** start Information shown **
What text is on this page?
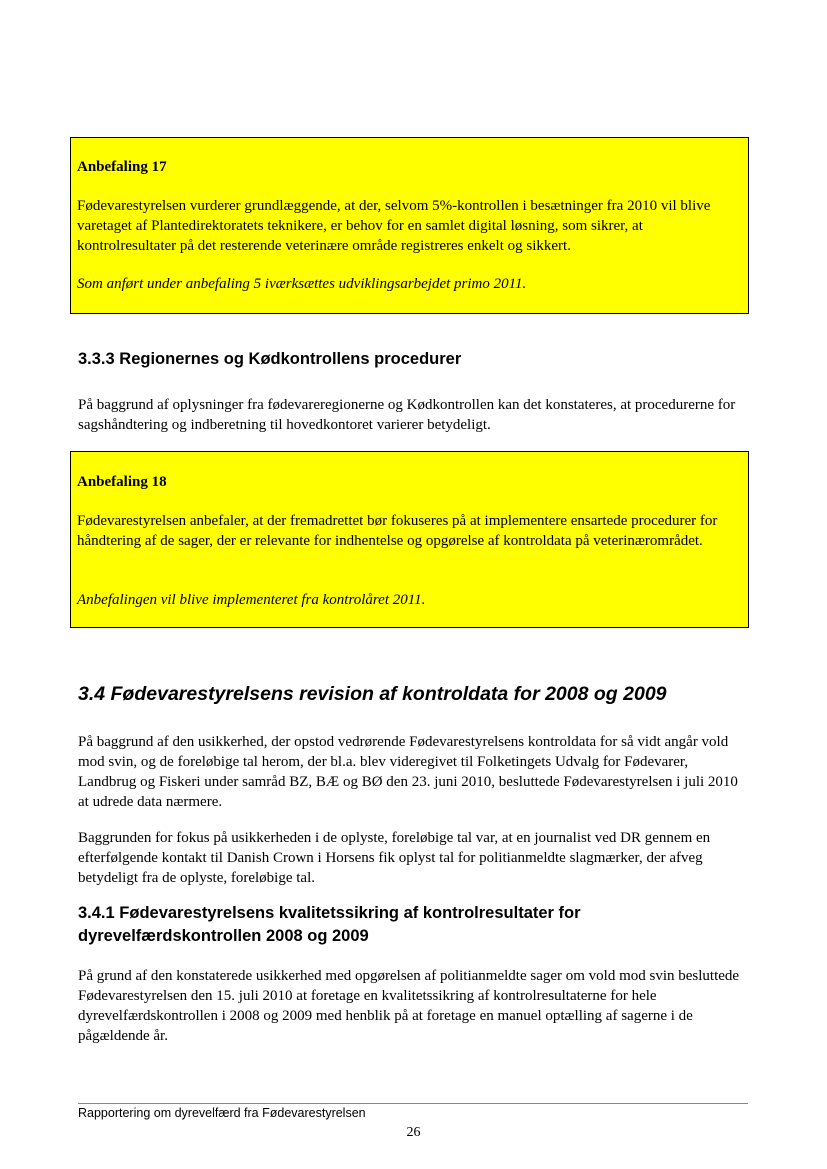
Anbefaling 17
Fødevarestyrelsen vurderer grundlæggende, at der, selvom 5%-kontrollen i besætninger fra 2010 vil blive varetaget af Plantedirektoratets teknikere, er behov for en samlet digital løsning, som sikrer, at kontrolresultater på det resterende veterinære område registreres enkelt og sikkert.
Som anført under anbefaling 5 iværksættes udviklingsarbejdet primo 2011.
3.3.3 Regionernes og Kødkontrollens procedurer
På baggrund af oplysninger fra fødevareregionerne og Kødkontrollen kan det konstateres, at procedurerne for sagshåndtering og indberetning til hovedkontoret varierer betydeligt.
Anbefaling 18
Fødevarestyrelsen anbefaler, at der fremadrettet bør fokuseres på at implementere ensartede procedurer for håndtering af de sager, der er relevante for indhentelse og opgørelse af kontroldata på veterinærområdet.
Anbefalingen vil blive implementeret fra kontrolåret 2011.
3.4 Fødevarestyrelsens revision af kontroldata for 2008 og 2009
På baggrund af den usikkerhed, der opstod vedrørende Fødevarestyrelsens kontroldata for så vidt angår vold mod svin, og de foreløbige tal herom, der bl.a. blev videregivet til Folketingets Udvalg for Fødevarer, Landbrug og Fiskeri under samråd BZ, BÆ og BØ den 23. juni 2010, besluttede Fødevarestyrelsen i juli 2010 at udrede data nærmere.
Baggrunden for fokus på usikkerheden i de oplyste, foreløbige tal var, at en journalist ved DR gennem en efterfølgende kontakt til Danish Crown i Horsens fik oplyst tal for politianmeldte slagmærker, der afveg betydeligt fra de oplyste, foreløbige tal.
3.4.1 Fødevarestyrelsens kvalitetssikring af kontrolresultater for
dyrevelfærdskontrollen 2008 og 2009
På grund af den konstaterede usikkerhed med opgørelsen af politianmeldte sager om vold mod svin besluttede Fødevarestyrelsen den 15. juli 2010 at foretage en kvalitetssikring af kontrolresultaterne for hele dyrevelfærdskontrollen i 2008 og 2009 med henblik på at foretage en manuel optælling af sagerne i de pågældende år.
Rapportering om dyrevelfærd fra Fødevarestyrelsen
26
** end Information shown **
▶ Task prompt
Return the records exactly. Don't carry the pictures over.

▶ Output of the task
What text is on this page?
Anbefaling 17
Fødevarestyrelsen vurderer grundlæggende, at der, selvom 5%-kontrollen i besætninger fra 2010 vil blive varetaget af Plantedirektoratets teknikere, er behov for en samlet digital løsning, som sikrer, at kontrolresultater på det resterende veterinære område registreres enkelt og sikkert.
Som anført under anbefaling 5 iværksættes udviklingsarbejdet primo 2011.
3.3.3 Regionernes og Kødkontrollens procedurer
På baggrund af oplysninger fra fødevareregionerne og Kødkontrollen kan det konstateres, at procedurerne for sagshåndtering og indberetning til hovedkontoret varierer betydeligt.
Anbefaling 18
Fødevarestyrelsen anbefaler, at der fremadrettet bør fokuseres på at implementere ensartede procedurer for håndtering af de sager, der er relevante for indhentelse og opgørelse af kontroldata på veterinærområdet.
Anbefalingen vil blive implementeret fra kontrolåret 2011.
3.4 Fødevarestyrelsens revision af kontroldata for 2008 og 2009
På baggrund af den usikkerhed, der opstod vedrørende Fødevarestyrelsens kontroldata for så vidt angår vold mod svin, og de foreløbige tal herom, der bl.a. blev videregivet til Folketingets Udvalg for Fødevarer, Landbrug og Fiskeri under samråd BZ, BÆ og BØ den 23. juni 2010, besluttede Fødevarestyrelsen i juli 2010 at udrede data nærmere.
Baggrunden for fokus på usikkerheden i de oplyste, foreløbige tal var, at en journalist ved DR gennem en efterfølgende kontakt til Danish Crown i Horsens fik oplyst tal for politianmeldte slagmærker, der afveg betydeligt fra de oplyste, foreløbige tal.
3.4.1 Fødevarestyrelsens kvalitetssikring af kontrolresultater for
dyrevelfærdskontrollen 2008 og 2009
På grund af den konstaterede usikkerhed med opgørelsen af politianmeldte sager om vold mod svin besluttede Fødevarestyrelsen den 15. juli 2010 at foretage en kvalitetssikring af kontrolresultaterne for hele dyrevelfærdskontrollen i 2008 og 2009 med henblik på at foretage en manuel optælling af sagerne i de pågældende år.
Rapportering om dyrevelfærd fra Fødevarestyrelsen
26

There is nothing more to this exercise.